TASK DESCRIPTION — Would you copy out the whole listing exactly as given?

RECORDS PROVIDED —
***

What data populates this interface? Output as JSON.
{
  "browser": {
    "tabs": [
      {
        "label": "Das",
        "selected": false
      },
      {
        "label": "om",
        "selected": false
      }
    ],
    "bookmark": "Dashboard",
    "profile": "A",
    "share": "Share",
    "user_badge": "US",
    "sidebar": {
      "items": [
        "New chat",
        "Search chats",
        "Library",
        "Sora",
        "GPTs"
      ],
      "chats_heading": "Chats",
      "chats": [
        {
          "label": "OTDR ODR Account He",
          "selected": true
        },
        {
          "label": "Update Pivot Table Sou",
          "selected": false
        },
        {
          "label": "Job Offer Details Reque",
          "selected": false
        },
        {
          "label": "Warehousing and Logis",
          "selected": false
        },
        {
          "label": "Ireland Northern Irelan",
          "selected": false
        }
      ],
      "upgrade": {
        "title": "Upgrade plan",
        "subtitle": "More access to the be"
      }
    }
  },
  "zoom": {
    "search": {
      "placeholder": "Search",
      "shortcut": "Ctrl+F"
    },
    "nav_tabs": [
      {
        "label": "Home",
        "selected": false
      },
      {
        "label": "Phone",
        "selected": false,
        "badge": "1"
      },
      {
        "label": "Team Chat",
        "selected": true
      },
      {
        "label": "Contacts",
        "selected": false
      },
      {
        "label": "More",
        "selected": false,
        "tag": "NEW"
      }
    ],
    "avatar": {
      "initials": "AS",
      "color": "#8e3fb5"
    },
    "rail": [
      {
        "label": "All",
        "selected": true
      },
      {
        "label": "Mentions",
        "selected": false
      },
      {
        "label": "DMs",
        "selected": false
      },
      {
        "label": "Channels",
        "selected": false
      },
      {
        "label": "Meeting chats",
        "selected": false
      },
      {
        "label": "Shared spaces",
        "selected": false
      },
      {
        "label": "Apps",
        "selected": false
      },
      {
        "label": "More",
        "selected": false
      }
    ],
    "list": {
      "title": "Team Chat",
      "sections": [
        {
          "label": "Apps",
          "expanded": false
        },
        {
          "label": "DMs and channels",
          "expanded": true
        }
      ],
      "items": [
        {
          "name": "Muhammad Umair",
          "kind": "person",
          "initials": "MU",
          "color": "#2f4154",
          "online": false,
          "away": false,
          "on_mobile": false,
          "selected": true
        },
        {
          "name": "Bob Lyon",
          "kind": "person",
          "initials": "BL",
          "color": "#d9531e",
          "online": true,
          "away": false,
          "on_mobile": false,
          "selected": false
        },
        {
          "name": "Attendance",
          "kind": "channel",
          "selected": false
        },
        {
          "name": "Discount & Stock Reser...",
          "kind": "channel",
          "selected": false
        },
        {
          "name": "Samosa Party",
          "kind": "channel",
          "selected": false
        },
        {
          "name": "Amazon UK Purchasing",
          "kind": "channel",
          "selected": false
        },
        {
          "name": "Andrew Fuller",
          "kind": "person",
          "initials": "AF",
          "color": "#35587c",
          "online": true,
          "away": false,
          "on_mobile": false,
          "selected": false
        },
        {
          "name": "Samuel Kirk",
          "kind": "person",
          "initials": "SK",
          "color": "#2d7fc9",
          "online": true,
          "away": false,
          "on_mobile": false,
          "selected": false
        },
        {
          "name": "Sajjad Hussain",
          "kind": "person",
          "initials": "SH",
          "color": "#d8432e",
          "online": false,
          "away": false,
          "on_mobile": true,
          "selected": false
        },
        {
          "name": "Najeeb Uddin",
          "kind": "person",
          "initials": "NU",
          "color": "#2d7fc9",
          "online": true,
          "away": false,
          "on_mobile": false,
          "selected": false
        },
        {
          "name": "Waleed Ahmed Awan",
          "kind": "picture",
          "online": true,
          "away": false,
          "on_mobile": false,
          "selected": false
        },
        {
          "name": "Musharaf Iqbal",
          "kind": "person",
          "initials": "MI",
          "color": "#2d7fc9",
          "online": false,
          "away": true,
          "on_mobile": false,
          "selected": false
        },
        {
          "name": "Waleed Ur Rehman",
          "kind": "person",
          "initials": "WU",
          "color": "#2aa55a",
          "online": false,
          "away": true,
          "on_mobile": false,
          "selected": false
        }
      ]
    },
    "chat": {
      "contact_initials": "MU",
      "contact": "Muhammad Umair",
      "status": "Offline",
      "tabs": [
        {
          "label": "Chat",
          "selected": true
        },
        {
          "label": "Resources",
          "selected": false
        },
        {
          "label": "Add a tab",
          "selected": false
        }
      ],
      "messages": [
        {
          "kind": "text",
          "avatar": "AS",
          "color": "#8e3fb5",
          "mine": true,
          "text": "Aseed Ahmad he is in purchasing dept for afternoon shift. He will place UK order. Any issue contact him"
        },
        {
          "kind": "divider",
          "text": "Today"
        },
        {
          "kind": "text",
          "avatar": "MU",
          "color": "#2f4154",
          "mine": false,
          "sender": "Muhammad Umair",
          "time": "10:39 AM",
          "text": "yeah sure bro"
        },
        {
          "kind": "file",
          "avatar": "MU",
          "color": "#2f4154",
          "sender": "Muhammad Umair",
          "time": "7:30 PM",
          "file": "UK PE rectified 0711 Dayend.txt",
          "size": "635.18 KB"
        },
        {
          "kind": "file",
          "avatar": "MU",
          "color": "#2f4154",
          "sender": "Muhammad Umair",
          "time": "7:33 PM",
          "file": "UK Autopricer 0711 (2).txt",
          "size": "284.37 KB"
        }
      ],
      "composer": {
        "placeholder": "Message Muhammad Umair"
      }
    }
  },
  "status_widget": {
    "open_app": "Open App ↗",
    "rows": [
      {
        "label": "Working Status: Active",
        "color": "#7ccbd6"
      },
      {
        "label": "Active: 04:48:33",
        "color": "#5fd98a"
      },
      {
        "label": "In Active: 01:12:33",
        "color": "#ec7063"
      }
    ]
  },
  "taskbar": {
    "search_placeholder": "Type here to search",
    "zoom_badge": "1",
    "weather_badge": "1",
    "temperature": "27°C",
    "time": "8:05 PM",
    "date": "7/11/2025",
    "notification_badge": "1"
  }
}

***

RESULT —
What data populates this interface? Output as JSON.
{
  "browser": {
    "tabs": [
      {
        "label": "Das",
        "selected": false
      },
      {
        "label": "om",
        "selected": false
      }
    ],
    "bookmark": "Dashboard",
    "profile": "A",
    "share": "Share",
    "user_badge": "US",
    "sidebar": {
      "items": [
        "New chat",
        "Search chats",
        "Library",
        "Sora",
        "GPTs"
      ],
      "chats_heading": "Chats",
      "chats": [
        {
          "label": "OTDR ODR Account He",
          "selected": true
        },
        {
          "label": "Update Pivot Table Sou",
          "selected": false
        },
        {
          "label": "Job Offer Details Reque",
          "selected": false
        },
        {
          "label": "Warehousing and Logis",
          "selected": false
        },
        {
          "label": "Ireland Northern Irelan",
          "selected": false
        }
      ],
      "upgrade": {
        "title": "Upgrade plan",
        "subtitle": "More access to the be"
      }
    }
  },
  "zoom": {
    "search": {
      "placeholder": "Search",
      "shortcut": "Ctrl+F"
    },
    "nav_tabs": [
      {
        "label": "Home",
        "selected": false
      },
      {
        "label": "Phone",
        "selected": false,
        "badge": "1"
      },
      {
        "label": "Team Chat",
        "selected": true
      },
      {
        "label": "Contacts",
        "selected": false
      },
      {
        "label": "More",
        "selected": false,
        "tag": "NEW"
      }
    ],
    "avatar": {
      "initials": "AS",
      "color": "#8e3fb5"
    },
    "rail": [
      {
        "label": "All",
        "selected": true
      },
      {
        "label": "Mentions",
        "selected": false
      },
      {
        "label": "DMs",
        "selected": false
      },
      {
        "label": "Channels",
        "selected": false
      },
      {
        "label": "Meeting chats",
        "selected": false
      },
      {
        "label": "Shared spaces",
        "selected": false
      },
      {
        "label": "Apps",
        "selected": false
      },
      {
        "label": "More",
        "selected": false
      }
    ],
    "list": {
      "title": "Team Chat",
      "sections": [
        {
          "label": "Apps",
          "expanded": false
        },
        {
          "label": "DMs and channels",
          "expanded": true
        }
      ],
      "items": [
        {
          "name": "Muhammad Umair",
          "kind": "person",
          "initials": "MU",
          "color": "#2f4154",
          "online": false,
          "away": false,
          "on_mobile": false,
          "selected": true
        },
        {
          "name": "Bob Lyon",
          "kind": "person",
          "initials": "BL",
          "color": "#d9531e",
          "online": true,
          "away": false,
          "on_mobile": false,
          "selected": false
        },
        {
          "name": "Attendance",
          "kind": "channel",
          "selected": false
        },
        {
          "name": "Discount & Stock Reser...",
          "kind": "channel",
          "selected": false
        },
        {
          "name": "Samosa Party",
          "kind": "channel",
          "selected": false
        },
        {
          "name": "Amazon UK Purchasing",
          "kind": "channel",
          "selected": false
        },
        {
          "name": "Andrew Fuller",
          "kind": "person",
          "initials": "AF",
          "color": "#35587c",
          "online": true,
          "away": false,
          "on_mobile": false,
          "selected": false
        },
        {
          "name": "Samuel Kirk",
          "kind": "person",
          "initials": "SK",
          "color": "#2d7fc9",
          "online": true,
          "away": false,
          "on_mobile": false,
          "selected": false
        },
        {
          "name": "Sajjad Hussain",
          "kind": "person",
          "initials": "SH",
          "color": "#d8432e",
          "online": false,
          "away": false,
          "on_mobile": true,
          "selected": false
        },
        {
          "name": "Najeeb Uddin",
          "kind": "person",
          "initials": "NU",
          "color": "#2d7fc9",
          "online": true,
          "away": false,
          "on_mobile": false,
          "selected": false
        },
        {
          "name": "Waleed Ahmed Awan",
          "kind": "picture",
          "online": true,
          "away": false,
          "on_mobile": false,
          "selected": false
        },
        {
          "name": "Musharaf Iqbal",
          "kind": "person",
          "initials": "MI",
          "color": "#2d7fc9",
          "online": false,
          "away": true,
          "on_mobile": false,
          "selected": false
        },
        {
          "name": "Waleed Ur Rehman",
          "kind": "person",
          "initials": "WU",
          "color": "#2aa55a",
          "online": false,
          "away": true,
          "on_mobile": false,
          "selected": false
        }
      ]
    },
    "chat": {
      "contact_initials": "MU",
      "contact": "Muhammad Umair",
      "status": "Offline",
      "tabs": [
        {
          "label": "Chat",
          "selected": true
        },
        {
          "label": "Resources",
          "selected": false
        },
        {
          "label": "Add a tab",
          "selected": false
        }
      ],
      "messages": [
        {
          "kind": "text",
          "avatar": "AS",
          "color": "#8e3fb5",
          "mine": true,
          "text": "Aseed Ahmad he is in purchasing dept for afternoon shift. He will place UK order. Any issue contact him"
        },
        {
          "kind": "divider",
          "text": "Today"
        },
        {
          "kind": "text",
          "avatar": "MU",
          "color": "#2f4154",
          "mine": false,
          "sender": "Muhammad Umair",
          "time": "10:39 AM",
          "text": "yeah sure bro"
        },
        {
          "kind": "file",
          "avatar": "MU",
          "color": "#2f4154",
          "sender": "Muhammad Umair",
          "time": "7:30 PM",
          "file": "UK PE rectified 0711 Dayend.txt",
          "size": "635.18 KB"
        },
        {
          "kind": "file",
          "avatar": "MU",
          "color": "#2f4154",
          "sender": "Muhammad Umair",
          "time": "7:33 PM",
          "file": "UK Autopricer 0711 (2).txt",
          "size": "284.37 KB"
        }
      ],
      "composer": {
        "placeholder": "Message Muhammad Umair"
      }
    }
  },
  "status_widget": {
    "open_app": "Open App ↗",
    "rows": [
      {
        "label": "Working Status: Active",
        "color": "#7ccbd6"
      },
      {
        "label": "Active: 04:48:33",
        "color": "#5fd98a"
      },
      {
        "label": "In Active: 01:12:33",
        "color": "#ec7063"
      }
    ]
  },
  "taskbar": {
    "search_placeholder": "Type here to search",
    "zoom_badge": "1",
    "weather_badge": "1",
    "temperature": "27°C",
    "time": "8:05 PM",
    "date": "7/11/2025",
    "notification_badge": "1"
  }
}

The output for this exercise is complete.